> **Short exercise**:
Return every entry exactly as written.

(Stored data)
____________________
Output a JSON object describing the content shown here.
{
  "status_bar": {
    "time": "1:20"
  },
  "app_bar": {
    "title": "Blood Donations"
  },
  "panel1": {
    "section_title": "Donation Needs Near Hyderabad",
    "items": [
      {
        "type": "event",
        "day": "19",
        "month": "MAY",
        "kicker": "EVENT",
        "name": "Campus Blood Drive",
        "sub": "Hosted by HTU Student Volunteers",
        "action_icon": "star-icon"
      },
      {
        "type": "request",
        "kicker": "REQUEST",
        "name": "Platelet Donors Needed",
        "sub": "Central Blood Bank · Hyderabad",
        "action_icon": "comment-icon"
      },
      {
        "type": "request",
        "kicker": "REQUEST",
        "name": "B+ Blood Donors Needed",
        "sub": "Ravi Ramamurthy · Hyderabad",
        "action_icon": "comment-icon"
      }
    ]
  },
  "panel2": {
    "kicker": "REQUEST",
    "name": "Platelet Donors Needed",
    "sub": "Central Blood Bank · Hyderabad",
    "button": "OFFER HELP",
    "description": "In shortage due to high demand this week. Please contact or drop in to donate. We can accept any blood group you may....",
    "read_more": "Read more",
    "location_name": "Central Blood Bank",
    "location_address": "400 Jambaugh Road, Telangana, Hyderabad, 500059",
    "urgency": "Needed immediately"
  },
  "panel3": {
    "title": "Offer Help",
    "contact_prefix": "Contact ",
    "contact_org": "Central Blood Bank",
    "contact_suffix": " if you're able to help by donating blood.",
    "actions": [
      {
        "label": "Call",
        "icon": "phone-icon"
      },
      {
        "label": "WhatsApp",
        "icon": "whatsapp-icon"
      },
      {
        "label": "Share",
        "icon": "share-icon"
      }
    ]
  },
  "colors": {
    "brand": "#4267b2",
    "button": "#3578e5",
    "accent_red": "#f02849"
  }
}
____________________
> **Written response**:
Output a JSON object describing the content shown here.
{
  "status_bar": {
    "time": "1:20"
  },
  "app_bar": {
    "title": "Blood Donations"
  },
  "panel1": {
    "section_title": "Donation Needs Near Hyderabad",
    "items": [
      {
        "type": "event",
        "day": "19",
        "month": "MAY",
        "kicker": "EVENT",
        "name": "Campus Blood Drive",
        "sub": "Hosted by HTU Student Volunteers",
        "action_icon": "star-icon"
      },
      {
        "type": "request",
        "kicker": "REQUEST",
        "name": "Platelet Donors Needed",
        "sub": "Central Blood Bank · Hyderabad",
        "action_icon": "comment-icon"
      },
      {
        "type": "request",
        "kicker": "REQUEST",
        "name": "B+ Blood Donors Needed",
        "sub": "Ravi Ramamurthy · Hyderabad",
        "action_icon": "comment-icon"
      }
    ]
  },
  "panel2": {
    "kicker": "REQUEST",
    "name": "Platelet Donors Needed",
    "sub": "Central Blood Bank · Hyderabad",
    "button": "OFFER HELP",
    "description": "In shortage due to high demand this week. Please contact or drop in to donate. We can accept any blood group you may....",
    "read_more": "Read more",
    "location_name": "Central Blood Bank",
    "location_address": "400 Jambaugh Road, Telangana, Hyderabad, 500059",
    "urgency": "Needed immediately"
  },
  "panel3": {
    "title": "Offer Help",
    "contact_prefix": "Contact ",
    "contact_org": "Central Blood Bank",
    "contact_suffix": " if you're able to help by donating blood.",
    "actions": [
      {
        "label": "Call",
        "icon": "phone-icon"
      },
      {
        "label": "WhatsApp",
        "icon": "whatsapp-icon"
      },
      {
        "label": "Share",
        "icon": "share-icon"
      }
    ]
  },
  "colors": {
    "brand": "#4267b2",
    "button": "#3578e5",
    "accent_red": "#f02849"
  }
}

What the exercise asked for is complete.